» **Available records**
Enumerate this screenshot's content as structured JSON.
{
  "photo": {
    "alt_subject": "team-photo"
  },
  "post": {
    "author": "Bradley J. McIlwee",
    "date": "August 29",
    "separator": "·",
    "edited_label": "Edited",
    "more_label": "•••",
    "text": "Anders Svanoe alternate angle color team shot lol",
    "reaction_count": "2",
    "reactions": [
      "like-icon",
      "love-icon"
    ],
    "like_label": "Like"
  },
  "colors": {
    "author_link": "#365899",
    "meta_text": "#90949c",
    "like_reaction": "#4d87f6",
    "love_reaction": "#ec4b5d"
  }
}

» **What is being asked**
All entries must be repeated verbatim.

» **Completed task**
Enumerate this screenshot's content as structured JSON.
{
  "photo": {
    "alt_subject": "team-photo"
  },
  "post": {
    "author": "Bradley J. McIlwee",
    "date": "August 29",
    "separator": "·",
    "edited_label": "Edited",
    "more_label": "•••",
    "text": "Anders Svanoe alternate angle color team shot lol",
    "reaction_count": "2",
    "reactions": [
      "like-icon",
      "love-icon"
    ],
    "like_label": "Like"
  },
  "colors": {
    "author_link": "#365899",
    "meta_text": "#90949c",
    "like_reaction": "#4d87f6",
    "love_reaction": "#ec4b5d"
  }
}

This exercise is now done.